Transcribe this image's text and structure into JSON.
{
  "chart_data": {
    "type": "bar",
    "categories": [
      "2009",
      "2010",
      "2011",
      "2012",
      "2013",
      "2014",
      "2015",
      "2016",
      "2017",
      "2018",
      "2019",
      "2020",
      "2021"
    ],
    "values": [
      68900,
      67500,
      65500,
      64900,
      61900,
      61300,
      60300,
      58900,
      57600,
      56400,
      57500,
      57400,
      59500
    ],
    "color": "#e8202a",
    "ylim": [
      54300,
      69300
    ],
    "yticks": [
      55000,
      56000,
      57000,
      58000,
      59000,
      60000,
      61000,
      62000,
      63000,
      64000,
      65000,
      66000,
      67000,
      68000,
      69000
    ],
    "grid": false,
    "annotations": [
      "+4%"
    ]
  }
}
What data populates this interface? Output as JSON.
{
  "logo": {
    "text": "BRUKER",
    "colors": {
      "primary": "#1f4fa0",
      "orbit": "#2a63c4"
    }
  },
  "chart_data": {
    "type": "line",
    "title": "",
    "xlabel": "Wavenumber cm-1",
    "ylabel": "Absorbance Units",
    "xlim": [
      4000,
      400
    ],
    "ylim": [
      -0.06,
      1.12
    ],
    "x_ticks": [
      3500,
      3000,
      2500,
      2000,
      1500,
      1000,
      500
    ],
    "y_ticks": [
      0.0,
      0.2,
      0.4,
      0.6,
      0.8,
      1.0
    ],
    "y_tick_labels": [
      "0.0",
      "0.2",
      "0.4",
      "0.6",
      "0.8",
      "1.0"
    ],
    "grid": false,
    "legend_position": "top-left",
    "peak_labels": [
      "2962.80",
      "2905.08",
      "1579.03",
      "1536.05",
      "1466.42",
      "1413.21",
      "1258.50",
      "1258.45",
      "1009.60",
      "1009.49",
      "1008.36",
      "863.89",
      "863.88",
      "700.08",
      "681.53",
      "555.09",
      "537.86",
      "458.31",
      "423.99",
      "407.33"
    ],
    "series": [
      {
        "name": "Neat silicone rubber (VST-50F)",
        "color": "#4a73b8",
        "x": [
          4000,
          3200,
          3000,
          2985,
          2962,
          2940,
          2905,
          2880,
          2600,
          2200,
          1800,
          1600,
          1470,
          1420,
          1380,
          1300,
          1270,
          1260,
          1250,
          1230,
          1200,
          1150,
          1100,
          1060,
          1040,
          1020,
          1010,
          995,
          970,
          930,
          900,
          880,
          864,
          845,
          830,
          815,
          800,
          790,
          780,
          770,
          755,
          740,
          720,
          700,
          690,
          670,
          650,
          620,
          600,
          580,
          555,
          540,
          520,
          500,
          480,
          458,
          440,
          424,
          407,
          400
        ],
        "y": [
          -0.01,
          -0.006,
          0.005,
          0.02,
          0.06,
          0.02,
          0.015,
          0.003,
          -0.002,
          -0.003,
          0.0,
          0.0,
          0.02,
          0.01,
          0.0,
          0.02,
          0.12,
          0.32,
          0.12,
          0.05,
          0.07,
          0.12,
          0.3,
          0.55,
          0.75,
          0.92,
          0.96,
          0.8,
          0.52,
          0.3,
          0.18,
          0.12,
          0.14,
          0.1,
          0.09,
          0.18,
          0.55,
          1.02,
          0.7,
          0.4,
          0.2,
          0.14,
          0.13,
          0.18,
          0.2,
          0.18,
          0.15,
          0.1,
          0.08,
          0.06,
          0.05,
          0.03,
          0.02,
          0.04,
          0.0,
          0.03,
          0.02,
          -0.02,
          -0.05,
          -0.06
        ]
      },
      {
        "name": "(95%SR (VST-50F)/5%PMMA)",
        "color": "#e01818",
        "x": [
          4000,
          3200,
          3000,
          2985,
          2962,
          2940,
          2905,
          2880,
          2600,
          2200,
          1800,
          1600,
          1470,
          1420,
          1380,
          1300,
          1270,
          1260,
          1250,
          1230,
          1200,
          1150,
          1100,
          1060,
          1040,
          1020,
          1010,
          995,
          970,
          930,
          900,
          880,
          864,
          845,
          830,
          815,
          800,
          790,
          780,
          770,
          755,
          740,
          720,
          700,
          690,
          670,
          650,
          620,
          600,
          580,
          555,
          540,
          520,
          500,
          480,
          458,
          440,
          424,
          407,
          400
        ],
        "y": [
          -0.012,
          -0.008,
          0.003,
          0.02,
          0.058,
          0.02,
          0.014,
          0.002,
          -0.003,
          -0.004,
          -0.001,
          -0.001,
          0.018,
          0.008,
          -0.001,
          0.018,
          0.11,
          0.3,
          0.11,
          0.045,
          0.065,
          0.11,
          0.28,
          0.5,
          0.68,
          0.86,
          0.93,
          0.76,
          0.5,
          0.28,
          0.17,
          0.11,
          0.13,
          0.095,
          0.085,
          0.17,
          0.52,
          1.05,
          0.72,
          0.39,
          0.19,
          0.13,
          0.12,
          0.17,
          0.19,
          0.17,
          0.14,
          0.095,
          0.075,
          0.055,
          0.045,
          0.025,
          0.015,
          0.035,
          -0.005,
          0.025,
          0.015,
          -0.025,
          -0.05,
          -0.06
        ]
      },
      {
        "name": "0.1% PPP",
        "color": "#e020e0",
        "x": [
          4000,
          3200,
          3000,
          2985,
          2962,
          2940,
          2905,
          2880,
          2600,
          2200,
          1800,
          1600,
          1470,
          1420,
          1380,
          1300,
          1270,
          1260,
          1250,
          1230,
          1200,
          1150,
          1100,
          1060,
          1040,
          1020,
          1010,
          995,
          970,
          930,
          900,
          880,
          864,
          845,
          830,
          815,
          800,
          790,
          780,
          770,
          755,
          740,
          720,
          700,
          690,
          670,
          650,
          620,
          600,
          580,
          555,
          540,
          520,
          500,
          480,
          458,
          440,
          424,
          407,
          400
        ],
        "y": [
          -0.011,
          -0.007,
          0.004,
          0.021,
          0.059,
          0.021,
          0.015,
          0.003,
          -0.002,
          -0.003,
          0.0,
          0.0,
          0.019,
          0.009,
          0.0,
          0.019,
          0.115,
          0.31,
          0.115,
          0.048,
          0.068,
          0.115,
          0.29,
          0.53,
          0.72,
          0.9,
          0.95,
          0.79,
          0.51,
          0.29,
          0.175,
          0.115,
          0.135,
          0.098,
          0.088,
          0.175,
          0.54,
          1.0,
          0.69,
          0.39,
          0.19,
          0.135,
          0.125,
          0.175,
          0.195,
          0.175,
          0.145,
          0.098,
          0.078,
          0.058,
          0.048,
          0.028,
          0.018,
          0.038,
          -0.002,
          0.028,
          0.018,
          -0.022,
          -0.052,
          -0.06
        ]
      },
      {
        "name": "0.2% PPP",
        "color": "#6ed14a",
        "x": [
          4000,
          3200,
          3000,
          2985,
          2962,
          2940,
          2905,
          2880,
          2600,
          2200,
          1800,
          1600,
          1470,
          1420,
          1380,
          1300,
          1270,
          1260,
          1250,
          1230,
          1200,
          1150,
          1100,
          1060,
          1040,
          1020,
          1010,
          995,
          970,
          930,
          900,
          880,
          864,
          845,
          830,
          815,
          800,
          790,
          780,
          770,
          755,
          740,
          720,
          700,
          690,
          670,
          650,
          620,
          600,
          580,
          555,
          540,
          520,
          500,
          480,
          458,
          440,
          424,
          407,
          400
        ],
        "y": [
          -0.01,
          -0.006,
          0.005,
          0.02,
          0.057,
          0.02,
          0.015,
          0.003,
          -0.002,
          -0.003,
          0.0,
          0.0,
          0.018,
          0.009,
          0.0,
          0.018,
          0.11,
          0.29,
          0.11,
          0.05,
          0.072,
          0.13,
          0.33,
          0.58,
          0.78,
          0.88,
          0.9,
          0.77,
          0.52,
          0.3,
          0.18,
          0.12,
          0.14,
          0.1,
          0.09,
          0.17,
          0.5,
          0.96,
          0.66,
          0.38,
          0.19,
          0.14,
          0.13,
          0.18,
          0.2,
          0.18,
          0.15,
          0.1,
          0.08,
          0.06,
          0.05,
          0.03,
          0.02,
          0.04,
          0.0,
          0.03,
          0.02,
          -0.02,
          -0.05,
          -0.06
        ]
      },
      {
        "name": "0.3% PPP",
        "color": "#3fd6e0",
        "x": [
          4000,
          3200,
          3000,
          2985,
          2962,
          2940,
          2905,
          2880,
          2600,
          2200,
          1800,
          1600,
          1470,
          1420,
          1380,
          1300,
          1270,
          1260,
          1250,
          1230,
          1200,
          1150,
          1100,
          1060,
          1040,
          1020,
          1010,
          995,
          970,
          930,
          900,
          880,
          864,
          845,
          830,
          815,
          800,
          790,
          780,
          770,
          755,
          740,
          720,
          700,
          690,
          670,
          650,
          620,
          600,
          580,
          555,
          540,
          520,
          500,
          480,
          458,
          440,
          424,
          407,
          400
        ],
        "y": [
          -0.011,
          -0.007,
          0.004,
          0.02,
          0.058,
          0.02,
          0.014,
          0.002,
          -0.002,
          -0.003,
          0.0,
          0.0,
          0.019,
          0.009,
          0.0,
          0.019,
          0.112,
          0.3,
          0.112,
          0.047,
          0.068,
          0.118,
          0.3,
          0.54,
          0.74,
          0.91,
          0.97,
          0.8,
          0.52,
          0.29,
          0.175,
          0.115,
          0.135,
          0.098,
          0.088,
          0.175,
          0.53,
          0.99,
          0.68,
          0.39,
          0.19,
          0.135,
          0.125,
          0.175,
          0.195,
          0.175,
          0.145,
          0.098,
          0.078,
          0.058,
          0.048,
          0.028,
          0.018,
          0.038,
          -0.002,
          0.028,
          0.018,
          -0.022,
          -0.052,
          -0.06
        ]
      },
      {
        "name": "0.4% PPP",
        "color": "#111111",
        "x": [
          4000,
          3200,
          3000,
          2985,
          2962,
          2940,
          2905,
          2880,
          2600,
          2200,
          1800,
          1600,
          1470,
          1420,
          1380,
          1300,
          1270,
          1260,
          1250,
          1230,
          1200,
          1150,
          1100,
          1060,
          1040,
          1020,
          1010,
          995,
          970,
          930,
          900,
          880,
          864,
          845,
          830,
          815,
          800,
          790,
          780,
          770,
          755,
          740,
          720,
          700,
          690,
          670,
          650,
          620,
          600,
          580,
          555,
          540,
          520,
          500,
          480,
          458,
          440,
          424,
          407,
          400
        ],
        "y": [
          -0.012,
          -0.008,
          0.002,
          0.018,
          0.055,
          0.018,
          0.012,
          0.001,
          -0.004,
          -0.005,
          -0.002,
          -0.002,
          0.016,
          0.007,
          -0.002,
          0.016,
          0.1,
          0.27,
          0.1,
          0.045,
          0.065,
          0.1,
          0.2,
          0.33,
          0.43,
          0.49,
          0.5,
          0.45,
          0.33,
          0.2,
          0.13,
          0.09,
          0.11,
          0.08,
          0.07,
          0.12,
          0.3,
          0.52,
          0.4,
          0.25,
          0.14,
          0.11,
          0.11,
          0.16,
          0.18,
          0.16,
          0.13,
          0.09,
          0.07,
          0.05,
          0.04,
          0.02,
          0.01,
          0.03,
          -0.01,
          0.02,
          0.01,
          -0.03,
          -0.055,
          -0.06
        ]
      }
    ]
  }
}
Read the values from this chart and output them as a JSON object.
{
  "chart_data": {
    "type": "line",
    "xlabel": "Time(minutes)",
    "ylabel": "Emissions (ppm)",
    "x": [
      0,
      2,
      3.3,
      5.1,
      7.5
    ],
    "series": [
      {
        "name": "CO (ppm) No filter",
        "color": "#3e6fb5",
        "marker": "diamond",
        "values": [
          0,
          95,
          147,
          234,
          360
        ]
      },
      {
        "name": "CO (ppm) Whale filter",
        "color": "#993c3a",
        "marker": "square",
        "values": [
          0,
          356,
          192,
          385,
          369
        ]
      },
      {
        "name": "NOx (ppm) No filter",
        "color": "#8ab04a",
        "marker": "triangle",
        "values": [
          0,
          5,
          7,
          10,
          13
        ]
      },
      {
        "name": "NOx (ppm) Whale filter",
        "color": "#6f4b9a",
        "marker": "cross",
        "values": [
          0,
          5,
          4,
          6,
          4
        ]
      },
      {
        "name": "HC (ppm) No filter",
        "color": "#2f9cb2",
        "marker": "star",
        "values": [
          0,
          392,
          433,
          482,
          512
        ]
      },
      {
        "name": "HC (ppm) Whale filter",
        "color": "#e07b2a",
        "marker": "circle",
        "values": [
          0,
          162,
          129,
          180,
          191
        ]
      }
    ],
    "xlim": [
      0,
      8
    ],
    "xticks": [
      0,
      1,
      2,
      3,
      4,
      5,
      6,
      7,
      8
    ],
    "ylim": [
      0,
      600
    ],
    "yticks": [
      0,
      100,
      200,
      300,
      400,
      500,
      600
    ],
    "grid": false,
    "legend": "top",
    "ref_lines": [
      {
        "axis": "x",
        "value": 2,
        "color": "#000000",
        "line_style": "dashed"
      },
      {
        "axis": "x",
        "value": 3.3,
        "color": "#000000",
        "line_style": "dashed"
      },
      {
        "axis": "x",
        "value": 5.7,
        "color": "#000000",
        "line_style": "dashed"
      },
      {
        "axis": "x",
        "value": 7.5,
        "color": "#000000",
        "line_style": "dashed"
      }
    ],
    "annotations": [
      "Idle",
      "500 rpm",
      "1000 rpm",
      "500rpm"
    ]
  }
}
::::::::::
Task:
Your task is to pick out every line with the string "Whale" and copy it.

Complete answer:
        "name": "CO (ppm) Whale filter",
        "name": "NOx (ppm) Whale filter",
        "name": "HC (ppm) Whale filter",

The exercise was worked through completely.